WRITTEN REQUEST: Give the number of lines below that contain "dual", with no other output.

ENTRIES SUPPLIED:

━━━

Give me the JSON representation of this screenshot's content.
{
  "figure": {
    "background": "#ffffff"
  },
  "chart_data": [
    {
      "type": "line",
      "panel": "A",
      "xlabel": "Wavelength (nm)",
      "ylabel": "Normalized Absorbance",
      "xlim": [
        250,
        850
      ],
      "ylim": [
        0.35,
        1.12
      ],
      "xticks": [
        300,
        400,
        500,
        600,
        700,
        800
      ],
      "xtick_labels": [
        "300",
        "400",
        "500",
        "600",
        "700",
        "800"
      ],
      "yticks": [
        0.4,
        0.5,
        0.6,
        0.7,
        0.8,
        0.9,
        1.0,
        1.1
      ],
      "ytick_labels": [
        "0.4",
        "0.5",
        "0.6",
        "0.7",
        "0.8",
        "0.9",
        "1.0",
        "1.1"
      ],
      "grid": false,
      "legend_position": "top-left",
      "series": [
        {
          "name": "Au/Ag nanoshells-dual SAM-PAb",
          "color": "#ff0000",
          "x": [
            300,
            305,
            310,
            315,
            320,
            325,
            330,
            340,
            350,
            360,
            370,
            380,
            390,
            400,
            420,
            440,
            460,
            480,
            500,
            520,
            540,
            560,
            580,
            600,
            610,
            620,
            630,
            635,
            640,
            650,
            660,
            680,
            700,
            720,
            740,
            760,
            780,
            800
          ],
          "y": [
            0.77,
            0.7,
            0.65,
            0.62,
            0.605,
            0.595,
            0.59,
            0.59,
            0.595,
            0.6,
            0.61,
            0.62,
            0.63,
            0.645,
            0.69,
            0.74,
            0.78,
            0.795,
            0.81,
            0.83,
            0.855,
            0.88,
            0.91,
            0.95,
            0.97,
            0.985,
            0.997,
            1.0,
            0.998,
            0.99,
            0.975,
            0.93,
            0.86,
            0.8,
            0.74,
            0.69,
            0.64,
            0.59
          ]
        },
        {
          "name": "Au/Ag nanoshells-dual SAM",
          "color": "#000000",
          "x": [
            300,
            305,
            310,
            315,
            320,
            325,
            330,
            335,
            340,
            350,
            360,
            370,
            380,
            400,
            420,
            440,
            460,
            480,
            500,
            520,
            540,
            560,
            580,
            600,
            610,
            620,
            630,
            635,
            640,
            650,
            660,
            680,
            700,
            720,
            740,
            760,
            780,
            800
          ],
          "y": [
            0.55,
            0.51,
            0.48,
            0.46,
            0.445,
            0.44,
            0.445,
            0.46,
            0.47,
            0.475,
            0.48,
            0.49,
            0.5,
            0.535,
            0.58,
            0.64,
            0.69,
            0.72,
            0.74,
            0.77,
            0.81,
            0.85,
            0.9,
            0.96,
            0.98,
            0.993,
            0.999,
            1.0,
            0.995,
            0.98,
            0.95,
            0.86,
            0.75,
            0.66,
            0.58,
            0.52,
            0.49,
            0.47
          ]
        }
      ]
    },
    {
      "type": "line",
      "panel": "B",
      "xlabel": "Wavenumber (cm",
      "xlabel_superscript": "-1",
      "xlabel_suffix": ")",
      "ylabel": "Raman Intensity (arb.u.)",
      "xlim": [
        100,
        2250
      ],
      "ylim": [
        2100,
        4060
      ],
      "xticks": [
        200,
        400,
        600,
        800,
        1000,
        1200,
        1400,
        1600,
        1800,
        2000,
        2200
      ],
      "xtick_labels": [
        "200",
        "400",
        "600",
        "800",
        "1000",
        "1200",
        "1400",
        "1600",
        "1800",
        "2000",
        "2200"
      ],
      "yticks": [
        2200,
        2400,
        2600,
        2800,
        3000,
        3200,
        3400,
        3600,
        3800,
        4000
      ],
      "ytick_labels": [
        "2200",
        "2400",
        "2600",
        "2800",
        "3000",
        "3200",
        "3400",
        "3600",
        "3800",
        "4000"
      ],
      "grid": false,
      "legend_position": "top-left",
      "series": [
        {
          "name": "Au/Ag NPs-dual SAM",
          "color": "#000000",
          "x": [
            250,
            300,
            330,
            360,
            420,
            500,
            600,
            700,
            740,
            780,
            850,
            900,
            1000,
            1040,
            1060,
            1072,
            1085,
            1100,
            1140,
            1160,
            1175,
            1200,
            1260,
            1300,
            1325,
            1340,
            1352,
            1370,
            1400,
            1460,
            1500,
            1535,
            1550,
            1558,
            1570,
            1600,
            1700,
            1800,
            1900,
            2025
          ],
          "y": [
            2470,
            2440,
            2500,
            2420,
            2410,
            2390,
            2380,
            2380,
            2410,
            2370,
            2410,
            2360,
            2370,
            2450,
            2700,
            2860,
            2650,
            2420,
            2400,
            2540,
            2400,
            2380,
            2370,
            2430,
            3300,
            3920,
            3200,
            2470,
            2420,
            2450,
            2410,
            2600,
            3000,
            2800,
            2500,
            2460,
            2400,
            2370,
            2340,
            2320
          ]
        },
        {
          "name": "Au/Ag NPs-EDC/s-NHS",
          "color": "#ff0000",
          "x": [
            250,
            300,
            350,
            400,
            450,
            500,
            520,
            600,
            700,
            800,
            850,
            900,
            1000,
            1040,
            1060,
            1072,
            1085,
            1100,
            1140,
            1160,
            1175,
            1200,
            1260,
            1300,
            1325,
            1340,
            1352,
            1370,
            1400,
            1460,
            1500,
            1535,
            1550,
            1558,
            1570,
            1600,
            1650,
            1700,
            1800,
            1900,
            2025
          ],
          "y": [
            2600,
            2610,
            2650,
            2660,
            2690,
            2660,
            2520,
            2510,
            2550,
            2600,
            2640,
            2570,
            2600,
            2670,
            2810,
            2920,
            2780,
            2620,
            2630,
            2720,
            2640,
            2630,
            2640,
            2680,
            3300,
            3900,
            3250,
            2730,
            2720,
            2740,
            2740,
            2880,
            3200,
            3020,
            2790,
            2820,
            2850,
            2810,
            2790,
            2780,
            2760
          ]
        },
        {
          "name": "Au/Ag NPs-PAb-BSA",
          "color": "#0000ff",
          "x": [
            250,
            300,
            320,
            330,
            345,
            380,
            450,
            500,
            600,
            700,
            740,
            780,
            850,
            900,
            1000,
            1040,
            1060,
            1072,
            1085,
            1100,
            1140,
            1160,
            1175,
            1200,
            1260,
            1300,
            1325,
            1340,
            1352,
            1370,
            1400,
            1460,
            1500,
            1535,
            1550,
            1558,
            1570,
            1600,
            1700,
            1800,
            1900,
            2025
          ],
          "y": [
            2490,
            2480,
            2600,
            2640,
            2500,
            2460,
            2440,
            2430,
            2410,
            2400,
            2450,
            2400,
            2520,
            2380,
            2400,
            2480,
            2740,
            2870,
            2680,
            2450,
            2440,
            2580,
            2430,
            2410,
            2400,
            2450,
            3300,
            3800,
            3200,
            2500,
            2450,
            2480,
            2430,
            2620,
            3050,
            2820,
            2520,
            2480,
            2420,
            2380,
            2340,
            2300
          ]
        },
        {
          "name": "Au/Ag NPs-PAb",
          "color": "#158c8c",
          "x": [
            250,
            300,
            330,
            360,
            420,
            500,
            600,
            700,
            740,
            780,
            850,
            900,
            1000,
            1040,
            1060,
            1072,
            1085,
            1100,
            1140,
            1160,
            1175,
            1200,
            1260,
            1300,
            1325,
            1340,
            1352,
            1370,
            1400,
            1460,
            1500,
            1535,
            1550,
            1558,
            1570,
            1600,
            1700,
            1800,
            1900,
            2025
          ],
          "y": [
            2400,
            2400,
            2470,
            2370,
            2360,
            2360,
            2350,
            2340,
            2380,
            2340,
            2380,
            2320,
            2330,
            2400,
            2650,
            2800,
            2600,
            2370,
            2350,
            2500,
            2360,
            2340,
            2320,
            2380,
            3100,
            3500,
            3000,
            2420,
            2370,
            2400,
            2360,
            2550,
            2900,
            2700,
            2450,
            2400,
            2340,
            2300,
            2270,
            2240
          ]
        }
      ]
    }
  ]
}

━━━

TASK OUTPUT: 3